[Aim of the task]
Your task is to give the listing below back word for word, pictures excluded.

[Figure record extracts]
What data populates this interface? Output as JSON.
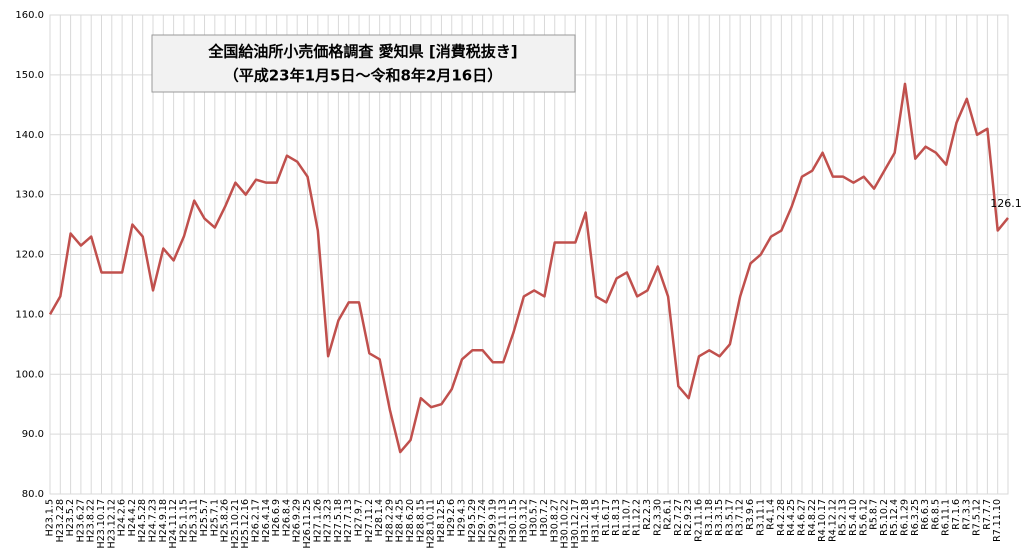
{
  "chart_data": {
    "type": "line",
    "title": "全国給油所小売価格調査 愛知県 [消費税抜き]",
    "subtitle": "（平成23年1月5日～令和8年2月16日）",
    "categories": [
      "H23.1.5",
      "H23.2.28",
      "H23.5.2",
      "H23.6.27",
      "H23.8.22",
      "H23.10.17",
      "H23.12.12",
      "H24.2.6",
      "H24.4.2",
      "H24.5.28",
      "H24.7.23",
      "H24.9.18",
      "H24.11.12",
      "H25.1.15",
      "H25.3.11",
      "H25.5.7",
      "H25.7.1",
      "H25.8.26",
      "H25.10.21",
      "H25.12.16",
      "H26.2.17",
      "H26.4.14",
      "H26.6.9",
      "H26.8.4",
      "H26.9.29",
      "H26.11.25",
      "H27.1.26",
      "H27.3.23",
      "H27.5.18",
      "H27.7.13",
      "H27.9.7",
      "H27.11.2",
      "H28.1.4",
      "H28.2.29",
      "H28.4.25",
      "H28.6.20",
      "H28.8.15",
      "H28.10.11",
      "H28.12.5",
      "H29.2.6",
      "H29.4.3",
      "H29.5.29",
      "H29.7.24",
      "H29.9.19",
      "H29.11.13",
      "H30.1.15",
      "H30.3.12",
      "H30.5.7",
      "H30.7.2",
      "H30.8.27",
      "H30.10.22",
      "H30.12.17",
      "H31.2.18",
      "H31.4.15",
      "R1.6.17",
      "R1.8.13",
      "R1.10.7",
      "R1.12.2",
      "R2.2.3",
      "R2.3.30",
      "R2.6.1",
      "R2.7.27",
      "R2.9.23",
      "R2.11.16",
      "R3.1.18",
      "R3.3.15",
      "R3.5.17",
      "R3.7.12",
      "R3.9.6",
      "R3.11.1",
      "R4.1.4",
      "R4.2.28",
      "R4.4.25",
      "R4.6.27",
      "R4.8.22",
      "R4.10.17",
      "R4.12.12",
      "R5.2.13",
      "R5.4.10",
      "R5.6.12",
      "R5.8.7",
      "R5.10.2",
      "R5.12.4",
      "R6.1.29",
      "R6.3.25",
      "R6.6.3",
      "R6.8.5",
      "R6.11.1",
      "R7.1.6",
      "R7.3.3",
      "R7.5.12",
      "R7.7.7",
      "R7.11.10",
      null
    ],
    "series": [
      {
        "color": "#c0504d",
        "values": [
          110,
          113,
          123.5,
          121.5,
          123,
          117,
          117,
          117,
          125,
          123,
          114,
          121,
          119,
          123,
          129,
          126,
          124.5,
          128,
          132,
          130,
          132.5,
          132,
          132,
          136.5,
          135.5,
          133,
          124,
          103,
          109,
          112,
          112,
          103.5,
          102.5,
          94,
          87,
          89,
          96,
          94.5,
          95,
          97.5,
          102.5,
          104,
          104,
          102,
          102,
          107,
          113,
          114,
          113,
          122,
          122,
          122,
          127,
          113,
          112,
          116,
          117,
          113,
          114,
          118,
          113,
          98,
          96,
          103,
          104,
          103,
          105,
          113,
          118.5,
          120,
          123,
          124,
          128,
          133,
          134,
          137,
          133,
          133,
          132,
          133,
          131,
          134,
          137,
          148.5,
          136,
          138,
          137,
          135,
          142,
          146,
          140,
          141,
          124,
          126.1
        ]
      }
    ],
    "label_last": true,
    "ylim": [
      80,
      160
    ],
    "yticks": [
      {
        "value": 80,
        "label": "80.0"
      },
      {
        "value": 90,
        "label": "90.0"
      },
      {
        "value": 100,
        "label": "100.0"
      },
      {
        "value": 110,
        "label": "110.0"
      },
      {
        "value": 120,
        "label": "120.0"
      },
      {
        "value": 130,
        "label": "130.0"
      },
      {
        "value": 140,
        "label": "140.0"
      },
      {
        "value": 150,
        "label": "150.0"
      },
      {
        "value": 160,
        "label": "160.0"
      }
    ],
    "grid": true
  }
}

[Result for this task]
What data populates this interface? Output as JSON.
{
  "chart_data": {
    "type": "line",
    "title": "全国給油所小売価格調査 愛知県 [消費税抜き]",
    "subtitle": "（平成23年1月5日～令和8年2月16日）",
    "categories": [
      "H23.1.5",
      "H23.2.28",
      "H23.5.2",
      "H23.6.27",
      "H23.8.22",
      "H23.10.17",
      "H23.12.12",
      "H24.2.6",
      "H24.4.2",
      "H24.5.28",
      "H24.7.23",
      "H24.9.18",
      "H24.11.12",
      "H25.1.15",
      "H25.3.11",
      "H25.5.7",
      "H25.7.1",
      "H25.8.26",
      "H25.10.21",
      "H25.12.16",
      "H26.2.17",
      "H26.4.14",
      "H26.6.9",
      "H26.8.4",
      "H26.9.29",
      "H26.11.25",
      "H27.1.26",
      "H27.3.23",
      "H27.5.18",
      "H27.7.13",
      "H27.9.7",
      "H27.11.2",
      "H28.1.4",
      "H28.2.29",
      "H28.4.25",
      "H28.6.20",
      "H28.8.15",
      "H28.10.11",
      "H28.12.5",
      "H29.2.6",
      "H29.4.3",
      "H29.5.29",
      "H29.7.24",
      "H29.9.19",
      "H29.11.13",
      "H30.1.15",
      "H30.3.12",
      "H30.5.7",
      "H30.7.2",
      "H30.8.27",
      "H30.10.22",
      "H30.12.17",
      "H31.2.18",
      "H31.4.15",
      "R1.6.17",
      "R1.8.13",
      "R1.10.7",
      "R1.12.2",
      "R2.2.3",
      "R2.3.30",
      "R2.6.1",
      "R2.7.27",
      "R2.9.23",
      "R2.11.16",
      "R3.1.18",
      "R3.3.15",
      "R3.5.17",
      "R3.7.12",
      "R3.9.6",
      "R3.11.1",
      "R4.1.4",
      "R4.2.28",
      "R4.4.25",
      "R4.6.27",
      "R4.8.22",
      "R4.10.17",
      "R4.12.12",
      "R5.2.13",
      "R5.4.10",
      "R5.6.12",
      "R5.8.7",
      "R5.10.2",
      "R5.12.4",
      "R6.1.29",
      "R6.3.25",
      "R6.6.3",
      "R6.8.5",
      "R6.11.1",
      "R7.1.6",
      "R7.3.3",
      "R7.5.12",
      "R7.7.7",
      "R7.11.10",
      null
    ],
    "series": [
      {
        "color": "#c0504d",
        "values": [
          110,
          113,
          123.5,
          121.5,
          123,
          117,
          117,
          117,
          125,
          123,
          114,
          121,
          119,
          123,
          129,
          126,
          124.5,
          128,
          132,
          130,
          132.5,
          132,
          132,
          136.5,
          135.5,
          133,
          124,
          103,
          109,
          112,
          112,
          103.5,
          102.5,
          94,
          87,
          89,
          96,
          94.5,
          95,
          97.5,
          102.5,
          104,
          104,
          102,
          102,
          107,
          113,
          114,
          113,
          122,
          122,
          122,
          127,
          113,
          112,
          116,
          117,
          113,
          114,
          118,
          113,
          98,
          96,
          103,
          104,
          103,
          105,
          113,
          118.5,
          120,
          123,
          124,
          128,
          133,
          134,
          137,
          133,
          133,
          132,
          133,
          131,
          134,
          137,
          148.5,
          136,
          138,
          137,
          135,
          142,
          146,
          140,
          141,
          124,
          126.1
        ]
      }
    ],
    "label_last": true,
    "ylim": [
      80,
      160
    ],
    "yticks": [
      {
        "value": 80,
        "label": "80.0"
      },
      {
        "value": 90,
        "label": "90.0"
      },
      {
        "value": 100,
        "label": "100.0"
      },
      {
        "value": 110,
        "label": "110.0"
      },
      {
        "value": 120,
        "label": "120.0"
      },
      {
        "value": 130,
        "label": "130.0"
      },
      {
        "value": 140,
        "label": "140.0"
      },
      {
        "value": 150,
        "label": "150.0"
      },
      {
        "value": 160,
        "label": "160.0"
      }
    ],
    "grid": true
  }
}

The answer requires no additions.